Print each line of the listing once more, precisely as given.
[START OF INFORMATION SHOWN]
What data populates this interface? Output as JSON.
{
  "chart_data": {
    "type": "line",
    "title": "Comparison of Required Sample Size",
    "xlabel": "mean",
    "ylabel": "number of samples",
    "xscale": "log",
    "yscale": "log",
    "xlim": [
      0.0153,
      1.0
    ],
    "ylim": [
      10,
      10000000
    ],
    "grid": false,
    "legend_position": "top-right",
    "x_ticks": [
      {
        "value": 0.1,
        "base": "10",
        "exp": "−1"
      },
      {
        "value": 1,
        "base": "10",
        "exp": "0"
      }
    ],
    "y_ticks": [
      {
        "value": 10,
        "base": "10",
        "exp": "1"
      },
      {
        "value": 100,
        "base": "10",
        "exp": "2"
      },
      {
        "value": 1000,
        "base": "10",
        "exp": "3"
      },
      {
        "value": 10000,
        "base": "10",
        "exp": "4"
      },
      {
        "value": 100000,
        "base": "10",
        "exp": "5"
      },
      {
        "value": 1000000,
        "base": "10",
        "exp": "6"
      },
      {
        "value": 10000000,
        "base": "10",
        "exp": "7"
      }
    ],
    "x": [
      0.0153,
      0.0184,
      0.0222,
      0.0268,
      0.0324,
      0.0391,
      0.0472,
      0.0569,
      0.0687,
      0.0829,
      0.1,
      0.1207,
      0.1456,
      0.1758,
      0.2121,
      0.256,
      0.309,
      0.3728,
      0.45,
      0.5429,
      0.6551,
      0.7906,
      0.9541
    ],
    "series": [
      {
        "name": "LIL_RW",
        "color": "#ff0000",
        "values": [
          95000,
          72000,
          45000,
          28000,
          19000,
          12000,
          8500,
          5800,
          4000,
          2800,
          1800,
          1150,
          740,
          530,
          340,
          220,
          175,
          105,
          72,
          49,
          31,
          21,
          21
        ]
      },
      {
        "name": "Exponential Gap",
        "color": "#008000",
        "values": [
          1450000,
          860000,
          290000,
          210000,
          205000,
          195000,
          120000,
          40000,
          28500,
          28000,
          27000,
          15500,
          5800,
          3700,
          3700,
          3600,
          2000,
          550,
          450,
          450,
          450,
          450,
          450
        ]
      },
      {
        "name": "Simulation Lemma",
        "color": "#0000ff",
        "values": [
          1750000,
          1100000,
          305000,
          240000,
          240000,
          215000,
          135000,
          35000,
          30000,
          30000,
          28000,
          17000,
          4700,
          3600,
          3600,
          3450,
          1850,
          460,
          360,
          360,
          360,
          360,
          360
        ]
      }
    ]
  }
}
[END OF INFORMATION SHOWN]
### SOLUTION TO THE PROBLEM
What data populates this interface? Output as JSON.
{
  "chart_data": {
    "type": "line",
    "title": "Comparison of Required Sample Size",
    "xlabel": "mean",
    "ylabel": "number of samples",
    "xscale": "log",
    "yscale": "log",
    "xlim": [
      0.0153,
      1.0
    ],
    "ylim": [
      10,
      10000000
    ],
    "grid": false,
    "legend_position": "top-right",
    "x_ticks": [
      {
        "value": 0.1,
        "base": "10",
        "exp": "−1"
      },
      {
        "value": 1,
        "base": "10",
        "exp": "0"
      }
    ],
    "y_ticks": [
      {
        "value": 10,
        "base": "10",
        "exp": "1"
      },
      {
        "value": 100,
        "base": "10",
        "exp": "2"
      },
      {
        "value": 1000,
        "base": "10",
        "exp": "3"
      },
      {
        "value": 10000,
        "base": "10",
        "exp": "4"
      },
      {
        "value": 100000,
        "base": "10",
        "exp": "5"
      },
      {
        "value": 1000000,
        "base": "10",
        "exp": "6"
      },
      {
        "value": 10000000,
        "base": "10",
        "exp": "7"
      }
    ],
    "x": [
      0.0153,
      0.0184,
      0.0222,
      0.0268,
      0.0324,
      0.0391,
      0.0472,
      0.0569,
      0.0687,
      0.0829,
      0.1,
      0.1207,
      0.1456,
      0.1758,
      0.2121,
      0.256,
      0.309,
      0.3728,
      0.45,
      0.5429,
      0.6551,
      0.7906,
      0.9541
    ],
    "series": [
      {
        "name": "LIL_RW",
        "color": "#ff0000",
        "values": [
          95000,
          72000,
          45000,
          28000,
          19000,
          12000,
          8500,
          5800,
          4000,
          2800,
          1800,
          1150,
          740,
          530,
          340,
          220,
          175,
          105,
          72,
          49,
          31,
          21,
          21
        ]
      },
      {
        "name": "Exponential Gap",
        "color": "#008000",
        "values": [
          1450000,
          860000,
          290000,
          210000,
          205000,
          195000,
          120000,
          40000,
          28500,
          28000,
          27000,
          15500,
          5800,
          3700,
          3700,
          3600,
          2000,
          550,
          450,
          450,
          450,
          450,
          450
        ]
      },
      {
        "name": "Simulation Lemma",
        "color": "#0000ff",
        "values": [
          1750000,
          1100000,
          305000,
          240000,
          240000,
          215000,
          135000,
          35000,
          30000,
          30000,
          28000,
          17000,
          4700,
          3600,
          3600,
          3450,
          1850,
          460,
          360,
          360,
          360,
          360,
          360
        ]
      }
    ]
  }
}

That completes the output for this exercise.